--- SUPPLIED MATERIAL ---
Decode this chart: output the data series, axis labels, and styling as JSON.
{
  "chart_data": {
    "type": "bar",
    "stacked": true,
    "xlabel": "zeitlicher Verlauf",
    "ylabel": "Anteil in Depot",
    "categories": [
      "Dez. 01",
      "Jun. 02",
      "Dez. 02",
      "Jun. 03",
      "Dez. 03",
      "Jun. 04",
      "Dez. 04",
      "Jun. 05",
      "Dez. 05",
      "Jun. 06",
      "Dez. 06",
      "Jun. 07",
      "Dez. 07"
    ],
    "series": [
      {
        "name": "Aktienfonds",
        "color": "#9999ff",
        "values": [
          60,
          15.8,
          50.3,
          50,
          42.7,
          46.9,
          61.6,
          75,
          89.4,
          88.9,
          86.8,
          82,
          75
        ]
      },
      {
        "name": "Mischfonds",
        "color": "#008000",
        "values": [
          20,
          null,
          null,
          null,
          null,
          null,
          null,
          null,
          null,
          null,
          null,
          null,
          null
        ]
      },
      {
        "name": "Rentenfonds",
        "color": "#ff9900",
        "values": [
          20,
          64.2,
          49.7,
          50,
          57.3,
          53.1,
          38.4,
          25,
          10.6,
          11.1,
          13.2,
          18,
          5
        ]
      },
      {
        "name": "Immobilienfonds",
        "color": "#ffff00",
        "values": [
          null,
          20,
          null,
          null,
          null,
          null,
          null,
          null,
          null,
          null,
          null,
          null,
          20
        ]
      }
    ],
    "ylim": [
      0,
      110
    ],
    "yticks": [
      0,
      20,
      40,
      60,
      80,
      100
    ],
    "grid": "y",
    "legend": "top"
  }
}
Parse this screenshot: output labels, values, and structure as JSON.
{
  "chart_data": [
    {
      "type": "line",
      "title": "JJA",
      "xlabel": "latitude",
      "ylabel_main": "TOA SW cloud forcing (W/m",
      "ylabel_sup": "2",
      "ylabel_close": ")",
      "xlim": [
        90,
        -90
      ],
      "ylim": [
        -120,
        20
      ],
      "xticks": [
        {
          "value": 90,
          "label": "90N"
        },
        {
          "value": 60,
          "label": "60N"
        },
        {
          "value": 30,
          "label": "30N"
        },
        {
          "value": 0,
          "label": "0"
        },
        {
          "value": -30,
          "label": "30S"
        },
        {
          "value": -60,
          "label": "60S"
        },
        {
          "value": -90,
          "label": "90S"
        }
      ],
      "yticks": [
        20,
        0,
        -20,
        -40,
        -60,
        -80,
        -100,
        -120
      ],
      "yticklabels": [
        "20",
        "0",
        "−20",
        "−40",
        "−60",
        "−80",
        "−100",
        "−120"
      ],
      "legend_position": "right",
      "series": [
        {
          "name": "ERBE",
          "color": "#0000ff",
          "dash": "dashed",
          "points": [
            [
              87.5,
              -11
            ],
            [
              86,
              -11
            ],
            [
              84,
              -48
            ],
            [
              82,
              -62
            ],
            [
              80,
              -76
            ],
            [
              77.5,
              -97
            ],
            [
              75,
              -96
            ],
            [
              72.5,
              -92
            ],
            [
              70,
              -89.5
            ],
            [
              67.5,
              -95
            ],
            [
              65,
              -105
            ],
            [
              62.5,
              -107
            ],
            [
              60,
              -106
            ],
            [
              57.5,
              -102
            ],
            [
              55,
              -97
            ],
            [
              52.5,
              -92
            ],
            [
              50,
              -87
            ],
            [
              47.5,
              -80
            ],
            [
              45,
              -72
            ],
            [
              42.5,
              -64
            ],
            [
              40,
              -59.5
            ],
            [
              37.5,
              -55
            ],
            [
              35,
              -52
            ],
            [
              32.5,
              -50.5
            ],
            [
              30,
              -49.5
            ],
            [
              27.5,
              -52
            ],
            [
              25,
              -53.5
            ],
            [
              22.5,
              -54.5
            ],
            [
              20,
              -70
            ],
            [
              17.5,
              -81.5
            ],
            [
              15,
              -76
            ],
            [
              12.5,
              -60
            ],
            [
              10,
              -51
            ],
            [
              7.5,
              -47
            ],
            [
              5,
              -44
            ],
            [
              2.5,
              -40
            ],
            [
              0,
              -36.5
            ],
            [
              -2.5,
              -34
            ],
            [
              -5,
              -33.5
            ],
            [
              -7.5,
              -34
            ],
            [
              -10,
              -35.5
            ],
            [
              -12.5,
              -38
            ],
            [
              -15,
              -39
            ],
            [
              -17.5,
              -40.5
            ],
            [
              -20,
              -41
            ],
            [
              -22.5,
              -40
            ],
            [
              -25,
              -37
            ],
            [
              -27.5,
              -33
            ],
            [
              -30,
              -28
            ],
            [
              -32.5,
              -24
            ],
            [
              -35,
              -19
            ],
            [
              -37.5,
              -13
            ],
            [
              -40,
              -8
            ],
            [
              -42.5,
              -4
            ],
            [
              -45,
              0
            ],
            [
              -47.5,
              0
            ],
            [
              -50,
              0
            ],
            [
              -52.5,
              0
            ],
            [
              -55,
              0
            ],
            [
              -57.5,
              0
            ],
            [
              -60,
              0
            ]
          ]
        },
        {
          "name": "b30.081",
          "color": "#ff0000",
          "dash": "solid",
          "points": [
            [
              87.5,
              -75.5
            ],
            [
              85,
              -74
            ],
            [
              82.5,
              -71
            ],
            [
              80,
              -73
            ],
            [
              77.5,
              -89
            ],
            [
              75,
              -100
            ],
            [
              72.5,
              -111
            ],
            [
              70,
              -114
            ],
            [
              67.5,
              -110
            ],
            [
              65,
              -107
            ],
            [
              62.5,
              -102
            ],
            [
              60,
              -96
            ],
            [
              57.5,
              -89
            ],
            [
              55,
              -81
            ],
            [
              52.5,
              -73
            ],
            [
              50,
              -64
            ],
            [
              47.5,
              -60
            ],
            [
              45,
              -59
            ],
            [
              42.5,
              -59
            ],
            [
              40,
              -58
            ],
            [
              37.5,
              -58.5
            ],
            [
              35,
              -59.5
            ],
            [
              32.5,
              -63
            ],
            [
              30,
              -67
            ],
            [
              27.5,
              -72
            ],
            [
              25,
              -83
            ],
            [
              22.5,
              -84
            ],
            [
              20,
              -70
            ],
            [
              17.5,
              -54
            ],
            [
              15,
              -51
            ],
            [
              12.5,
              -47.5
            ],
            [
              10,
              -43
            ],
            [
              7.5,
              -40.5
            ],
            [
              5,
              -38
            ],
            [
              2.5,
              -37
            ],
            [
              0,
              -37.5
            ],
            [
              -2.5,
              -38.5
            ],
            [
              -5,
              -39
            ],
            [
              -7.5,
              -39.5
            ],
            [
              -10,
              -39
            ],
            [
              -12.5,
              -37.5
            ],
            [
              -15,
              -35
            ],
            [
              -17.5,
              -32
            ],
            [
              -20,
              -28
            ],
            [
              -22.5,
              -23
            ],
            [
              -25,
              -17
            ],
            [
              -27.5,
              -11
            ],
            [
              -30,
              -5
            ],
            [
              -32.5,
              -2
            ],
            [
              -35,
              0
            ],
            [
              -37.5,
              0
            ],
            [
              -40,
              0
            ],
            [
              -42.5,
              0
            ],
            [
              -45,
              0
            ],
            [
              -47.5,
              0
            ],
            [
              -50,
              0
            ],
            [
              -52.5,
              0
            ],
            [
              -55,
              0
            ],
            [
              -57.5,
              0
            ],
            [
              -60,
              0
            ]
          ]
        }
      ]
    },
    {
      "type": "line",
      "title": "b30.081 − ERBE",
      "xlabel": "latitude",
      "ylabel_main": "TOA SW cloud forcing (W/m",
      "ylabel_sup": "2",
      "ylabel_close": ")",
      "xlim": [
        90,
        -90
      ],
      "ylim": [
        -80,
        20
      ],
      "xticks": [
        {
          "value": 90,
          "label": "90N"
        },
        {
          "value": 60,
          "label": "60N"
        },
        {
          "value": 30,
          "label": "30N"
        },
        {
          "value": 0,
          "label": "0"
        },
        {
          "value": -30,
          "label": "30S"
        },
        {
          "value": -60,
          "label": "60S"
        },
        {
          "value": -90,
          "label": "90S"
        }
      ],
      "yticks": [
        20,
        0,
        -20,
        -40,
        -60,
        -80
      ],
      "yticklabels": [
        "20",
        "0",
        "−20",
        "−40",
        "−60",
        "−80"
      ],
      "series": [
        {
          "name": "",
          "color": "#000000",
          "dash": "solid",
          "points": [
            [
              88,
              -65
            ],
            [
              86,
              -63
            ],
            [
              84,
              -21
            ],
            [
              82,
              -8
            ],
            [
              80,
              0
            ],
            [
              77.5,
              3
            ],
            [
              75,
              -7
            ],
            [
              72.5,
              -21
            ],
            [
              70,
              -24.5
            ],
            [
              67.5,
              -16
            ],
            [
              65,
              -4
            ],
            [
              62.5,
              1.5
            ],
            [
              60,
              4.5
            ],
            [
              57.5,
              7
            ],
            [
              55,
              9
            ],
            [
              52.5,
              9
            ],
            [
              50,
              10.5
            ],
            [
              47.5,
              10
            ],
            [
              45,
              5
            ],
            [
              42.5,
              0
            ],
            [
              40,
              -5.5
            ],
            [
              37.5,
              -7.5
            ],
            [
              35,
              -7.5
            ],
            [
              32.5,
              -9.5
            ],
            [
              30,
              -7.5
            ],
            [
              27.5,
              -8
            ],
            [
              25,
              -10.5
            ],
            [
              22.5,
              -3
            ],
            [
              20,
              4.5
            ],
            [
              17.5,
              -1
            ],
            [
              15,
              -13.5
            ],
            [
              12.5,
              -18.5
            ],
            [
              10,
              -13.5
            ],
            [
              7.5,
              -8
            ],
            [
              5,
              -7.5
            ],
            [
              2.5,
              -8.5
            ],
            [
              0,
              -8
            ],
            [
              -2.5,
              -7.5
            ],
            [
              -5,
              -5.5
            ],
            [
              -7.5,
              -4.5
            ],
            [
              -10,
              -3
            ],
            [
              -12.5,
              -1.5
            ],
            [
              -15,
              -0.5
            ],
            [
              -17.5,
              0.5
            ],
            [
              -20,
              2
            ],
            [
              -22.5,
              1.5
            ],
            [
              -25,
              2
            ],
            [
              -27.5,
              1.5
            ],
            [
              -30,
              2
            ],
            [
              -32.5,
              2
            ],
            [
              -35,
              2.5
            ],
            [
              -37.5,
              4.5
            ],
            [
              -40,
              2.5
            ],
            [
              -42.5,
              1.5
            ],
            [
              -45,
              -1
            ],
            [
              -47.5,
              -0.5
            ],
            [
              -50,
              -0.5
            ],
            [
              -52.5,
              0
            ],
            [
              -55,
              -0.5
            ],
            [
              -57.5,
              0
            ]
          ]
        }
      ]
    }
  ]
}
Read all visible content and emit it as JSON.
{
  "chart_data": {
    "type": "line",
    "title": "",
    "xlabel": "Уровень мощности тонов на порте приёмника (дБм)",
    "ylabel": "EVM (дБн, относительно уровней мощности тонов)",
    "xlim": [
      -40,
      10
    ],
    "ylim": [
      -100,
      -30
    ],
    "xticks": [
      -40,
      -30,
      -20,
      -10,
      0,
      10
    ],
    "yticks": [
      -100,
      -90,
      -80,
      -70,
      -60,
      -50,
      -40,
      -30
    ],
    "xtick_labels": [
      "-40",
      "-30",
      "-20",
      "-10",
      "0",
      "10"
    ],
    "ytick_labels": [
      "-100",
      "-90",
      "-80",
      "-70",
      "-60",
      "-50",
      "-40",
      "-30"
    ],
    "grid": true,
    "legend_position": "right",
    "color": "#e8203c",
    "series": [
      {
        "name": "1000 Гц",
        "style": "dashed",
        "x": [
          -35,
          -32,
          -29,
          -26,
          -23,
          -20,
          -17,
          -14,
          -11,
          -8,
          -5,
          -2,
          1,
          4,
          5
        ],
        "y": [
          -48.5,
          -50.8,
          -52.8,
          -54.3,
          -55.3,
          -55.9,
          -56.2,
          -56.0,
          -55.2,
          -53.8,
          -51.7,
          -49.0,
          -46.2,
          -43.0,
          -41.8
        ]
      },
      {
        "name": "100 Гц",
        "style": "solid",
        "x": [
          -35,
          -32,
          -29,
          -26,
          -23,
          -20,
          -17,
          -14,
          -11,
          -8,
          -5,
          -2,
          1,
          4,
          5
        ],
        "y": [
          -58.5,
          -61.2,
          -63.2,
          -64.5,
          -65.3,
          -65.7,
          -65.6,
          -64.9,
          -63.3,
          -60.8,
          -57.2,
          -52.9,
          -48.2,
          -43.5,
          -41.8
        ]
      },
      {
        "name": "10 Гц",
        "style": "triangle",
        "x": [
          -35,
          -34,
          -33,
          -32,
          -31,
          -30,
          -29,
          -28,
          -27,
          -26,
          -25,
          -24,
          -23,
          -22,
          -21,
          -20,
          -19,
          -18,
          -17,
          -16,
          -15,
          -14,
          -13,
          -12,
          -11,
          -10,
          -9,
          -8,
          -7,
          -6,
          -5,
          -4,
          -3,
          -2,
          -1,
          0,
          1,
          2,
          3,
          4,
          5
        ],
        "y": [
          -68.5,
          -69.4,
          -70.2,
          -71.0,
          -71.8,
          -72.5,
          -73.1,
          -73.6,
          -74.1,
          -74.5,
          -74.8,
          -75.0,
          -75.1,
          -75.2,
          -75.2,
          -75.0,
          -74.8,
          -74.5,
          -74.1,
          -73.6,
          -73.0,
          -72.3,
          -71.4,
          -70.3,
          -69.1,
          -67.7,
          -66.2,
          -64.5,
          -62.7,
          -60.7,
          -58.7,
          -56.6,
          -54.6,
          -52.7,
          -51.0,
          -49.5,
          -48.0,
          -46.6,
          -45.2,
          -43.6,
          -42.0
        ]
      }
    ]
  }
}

--- AIM OF THE EXERCISE ---
Working from the material above, state how many lines contain "name"; give only the number.

--- REPLY ---
10